# [Text segment]
□ □ □

My husband and I bought our home in April of 2007.  We had been looking for several months before we found a great house at a great price that February.  It was a foreclosure though, so the entire process took a couple of more months after our first offer.  In the end, we accomplished our goal of buying way less house than we could afford.

Why We Wanted Less Than We Could Afford

As some of you may know about me, I don’t like debt.  It makes me itchy.  So my biggest reason for wanting an inexpensive home was so that we could pay it off as quickly as possible.  Our second reason was that we wanted a mortgage payment small enough that we could afford to pay it even if one of us lost our job.  Our $114,000 house fit the bill.

The $92,000 loan was low enough that we will be able to pay it off in 10 years or less without too much stress.  Plus the $740 monthly payment for 15 years in the beginning was doable in case of job loss.  The new refinanced $504 payment is even better.  We overpay to $900 every month religiously, but we do have that extra $400 to play with now if the need ever presented itself.

Other Benefits

We were approved for a $160,000 loan to start with, but then we wouldn’t have been able to put 20% down right off the bat.  I appreciated having solid equity in our home even when the housing market crashed in 2008.  It is nice to have that equity available as another backup in case we ever have to use more than our $15,000 emergency fund can handle.  I rather take out a home equity line of credit right now than be forced to sell stocks when they are at their lows.

Another big benefit of affordable housing is the complete lack of stress.  We never have to worry about making our monthly payment.  It’s small enough that we could even keep our house for more than a year and a half if we both lost our jobs.  That means that even if my husband was thrown out of the school system at the same time blogging became unprofitable, our emergency fund, Roth IRA’s, and stocks could keep our bills paid (including the mortgage) for more than 18 months if necessary.  I love that sense of safety.

Avoid Buying Up to Your Limit

In short, I would highly suggest staying well under the amount you could afford to spend to buy a house.  Yes, a $160,000 home might have been bigger or better in some way to our $114,000 home, but we may have had more financial stress in our lives.  Our house is big enough and new enough to provide for all of our needs without needing any money poured into it.  The nice extras we may have passed up wouldn’t have been worth the extra stress to me.

How about you?  What do you think of buying less home than you can afford?

The following is a post from staff writer Crystal Stemberger at Budgeting in the Fun Stuff, where she writes about finding the balance between paying your bills, saving for your future, and budgeting in the fun stuff along the way.

26 thoughts on “We Bought Less House Than We Could Afford

  1. We did the same thing. When we started the process of buying a home we were allowed double what we bought our home for. It completely amazes me that it was that much. We figured out what kind of payment we could handle first and then went from there to finding a mortgage that fit that.

  2. I don’t like debt either. We have been paying down our mortgage and my fiance sometimes talks about buying a lake home, which then I remind him- do you want to retire in your 7 years debt free or not?
    Our mortage has 7 years to pay off. The same time as he retires,

  3. We did the very same thing with our first house which we are still living in.

□ □ □

# [Required tasks]
A – According to the home-buying post, how large a loan were the couple first approved for?
B – Quote the home-buying post word for word, starting at "Why We Wanted" and ending at "ever presented itself.".
C – Say whether each statement agrees with the home-buying post, and support each answer with the deciding words from the post: (i) The house cost $114,000. (ii) The refinanced monthly payment is $740. (iii) The emergency fund holds $15,000.
The data on this page are unrelated to the home-buying post.

# [Recorded information]
□ □ □

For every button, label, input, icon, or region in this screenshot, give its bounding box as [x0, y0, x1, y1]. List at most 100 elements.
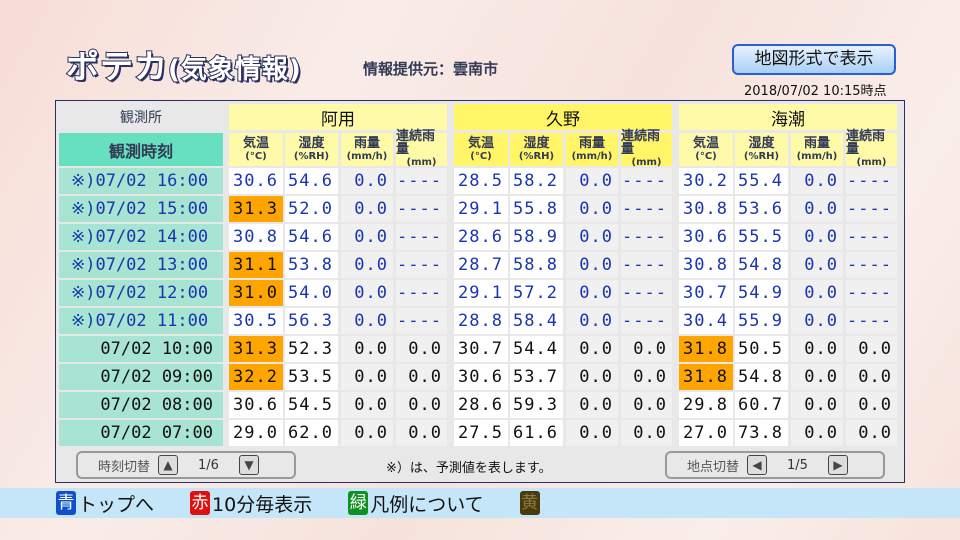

□ □ □

# [Task answers]
A – They were first approved for a $160,000 loan.

B –
Why We Wanted Less Than We Could Afford

As some of you may know about me, I don’t like debt.  It makes me itchy.  So my biggest reason for wanting an inexpensive home was so that we could pay it off as quickly as possible.  Our second reason was that we wanted a mortgage payment small enough that we could afford to pay it even if one of us lost our job.  Our $114,000 house fit the bill.

The $92,000 loan was low enough that we will be able to pay it off in 10 years or less without too much stress.  Plus the $740 monthly payment for 15 years in the beginning was doable in case of job loss.  The new refinanced $504 payment is even better.  We overpay to $900 every month religiously, but we do have that extra $400 to play with now if the need ever presented itself.

C –
(i) Yes: "Our $114,000 house fit the bill."
(ii) No: "The new refinanced $504 payment is even better."
(iii) Yes: "our $15,000 emergency fund"